__GOAL OF THE EXERCISE__: Every line of the listing must be reproduced as it stands. Leave the images behind.

__THE INPUT__:

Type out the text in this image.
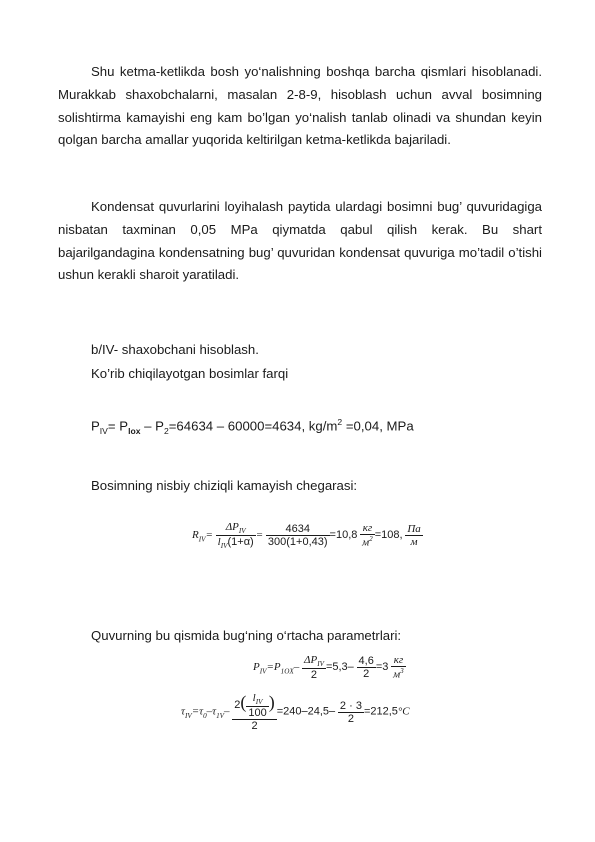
Shu ketma-ketlikda bosh yo‘nalishning boshqa barcha qismlari hisoblanadi. Murakkab shaxobchalarni, masalan 2-8-9, hisoblash uchun avval bosimning solishtirma kamayishi eng kam bo’lgan yo‘nalish tanlab olinadi va shundan keyin qolgan barcha amallar yuqorida keltirilgan ketma-ketlikda bajariladi.
Kondensat quvurlarini loyihalash paytida ulardagi bosimni bug’ quvuridagiga nisbatan taxminan 0,05 MPa qiymatda qabul qilish kerak. Bu shart bajarilgandagina kondensatning bug’ quvuridan kondensat quvuriga mo’tadil o’tishi ushun kerakli sharoit yaratiladi.
b/IV- shaxobchani hisoblash.
Ko’rib chiqilayotgan bosimlar farqi
$P_{IV}= P_{lox} - P_2=64634 - 60000=4634$, $kg/m^2 =0,04$, MPa
Bosimning nisbiy chiziqli kamayish chegarasi:
$R_{IV}= \frac{\Delta P_{IV}}{l_{IV}(1+\alpha)} = \frac{4634}{300(1+0,43)} =10,8 \frac{кг}{м^2} =108$, $\frac{Па}{м}$
Quvurning bu qismida bug‘ning o‘rtacha parametrlari:
$P_{IV}=P_{1OX}- \frac{\Delta P_{IV}}{2} =5,3- \frac{4,6}{2} =3 \frac{кг}{м^3}$
$\tau_{IV}=\tau_0-\tau_{1V}- \frac{2( \frac{l_{IV}}{100} )}{2} =240-24,5- \frac{2 \cdot 3}{2} =212,5^\circ C$
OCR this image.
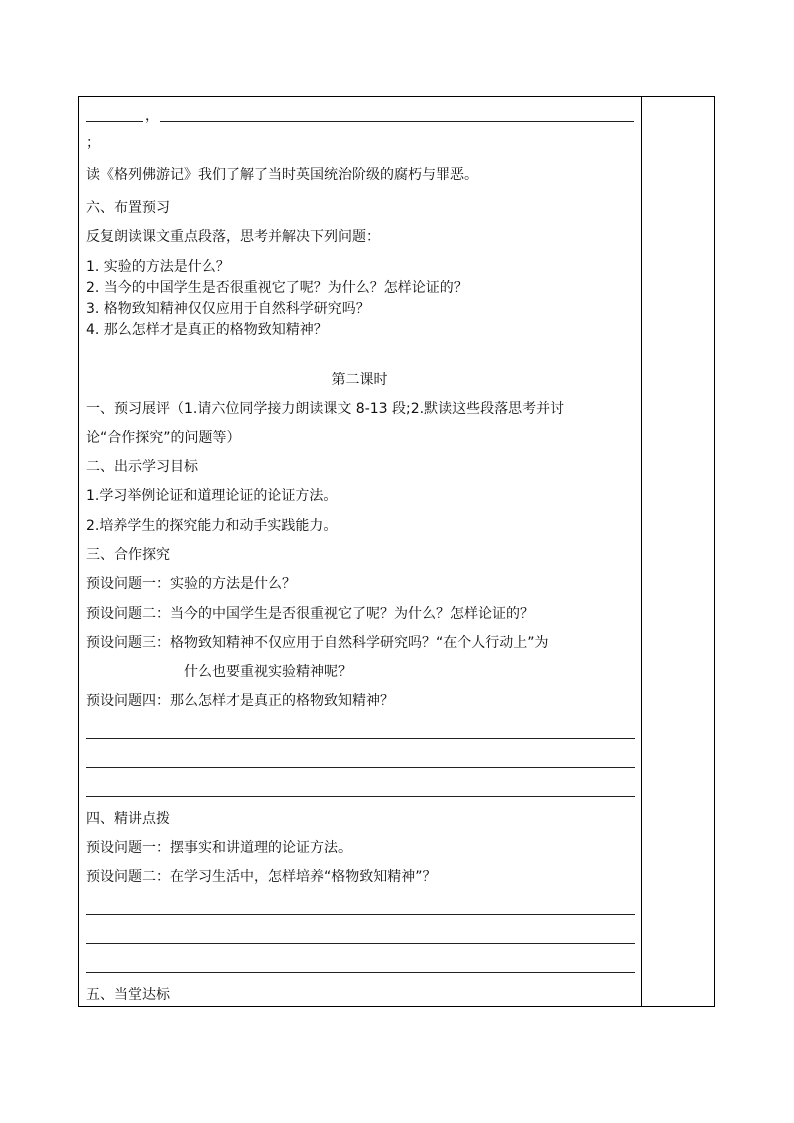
，
；
读《格列佛游记》我们了解了当时英国统治阶级的腐朽与罪恶。
六、布置预习
反复朗读课文重点段落，思考并解决下列问题：
1. 实验的方法是什么？
2. 当今的中国学生是否很重视它了呢？为什么？怎样论证的？
3. 格物致知精神仅仅应用于自然科学研究吗？
4. 那么怎样才是真正的格物致知精神？
第二课时
一、预习展评（1.请六位同学接力朗读课文 8-13 段;2.默读这些段落思考并讨
论“合作探究”的问题等）
二、出示学习目标
1.学习举例论证和道理论证的论证方法。
2.培养学生的探究能力和动手实践能力。
三、合作探究
预设问题一：实验的方法是什么？
预设问题二：当今的中国学生是否很重视它了呢？为什么？怎样论证的？
预设问题三：格物致知精神不仅应用于自然科学研究吗？“在个人行动上”为
什么也要重视实验精神呢？
预设问题四：那么怎样才是真正的格物致知精神？
四、精讲点拨
预设问题一：摆事实和讲道理的论证方法。
预设问题二：在学习生活中，怎样培养“格物致知精神”？
五、当堂达标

__REPLY__:
Type out the text in this image.
Shu ketma-ketlikda bosh yo‘nalishning boshqa barcha qismlari hisoblanadi. Murakkab shaxobchalarni, masalan 2-8-9, hisoblash uchun avval bosimning solishtirma kamayishi eng kam bo’lgan yo‘nalish tanlab olinadi va shundan keyin qolgan barcha amallar yuqorida keltirilgan ketma-ketlikda bajariladi.
Kondensat quvurlarini loyihalash paytida ulardagi bosimni bug’ quvuridagiga nisbatan taxminan 0,05 MPa qiymatda qabul qilish kerak. Bu shart bajarilgandagina kondensatning bug’ quvuridan kondensat quvuriga mo’tadil o’tishi ushun kerakli sharoit yaratiladi.
b/IV- shaxobchani hisoblash.
Ko’rib chiqilayotgan bosimlar farqi
$P_{IV}= P_{lox} - P_2=64634 - 60000=4634$, $kg/m^2 =0,04$, MPa
Bosimning nisbiy chiziqli kamayish chegarasi:
$R_{IV}= \frac{\Delta P_{IV}}{l_{IV}(1+\alpha)} = \frac{4634}{300(1+0,43)} =10,8 \frac{кг}{м^2} =108$, $\frac{Па}{м}$
Quvurning bu qismida bug‘ning o‘rtacha parametrlari:
$P_{IV}=P_{1OX}- \frac{\Delta P_{IV}}{2} =5,3- \frac{4,6}{2} =3 \frac{кг}{м^3}$
$\tau_{IV}=\tau_0-\tau_{1V}- \frac{2( \frac{l_{IV}}{100} )}{2} =240-24,5- \frac{2 \cdot 3}{2} =212,5^\circ C$
OCR this image.
，
；
读《格列佛游记》我们了解了当时英国统治阶级的腐朽与罪恶。
六、布置预习
反复朗读课文重点段落，思考并解决下列问题：
1. 实验的方法是什么？
2. 当今的中国学生是否很重视它了呢？为什么？怎样论证的？
3. 格物致知精神仅仅应用于自然科学研究吗？
4. 那么怎样才是真正的格物致知精神？
第二课时
一、预习展评（1.请六位同学接力朗读课文 8-13 段;2.默读这些段落思考并讨
论“合作探究”的问题等）
二、出示学习目标
1.学习举例论证和道理论证的论证方法。
2.培养学生的探究能力和动手实践能力。
三、合作探究
预设问题一：实验的方法是什么？
预设问题二：当今的中国学生是否很重视它了呢？为什么？怎样论证的？
预设问题三：格物致知精神不仅应用于自然科学研究吗？“在个人行动上”为
什么也要重视实验精神呢？
预设问题四：那么怎样才是真正的格物致知精神？
四、精讲点拨
预设问题一：摆事实和讲道理的论证方法。
预设问题二：在学习生活中，怎样培养“格物致知精神”？
五、当堂达标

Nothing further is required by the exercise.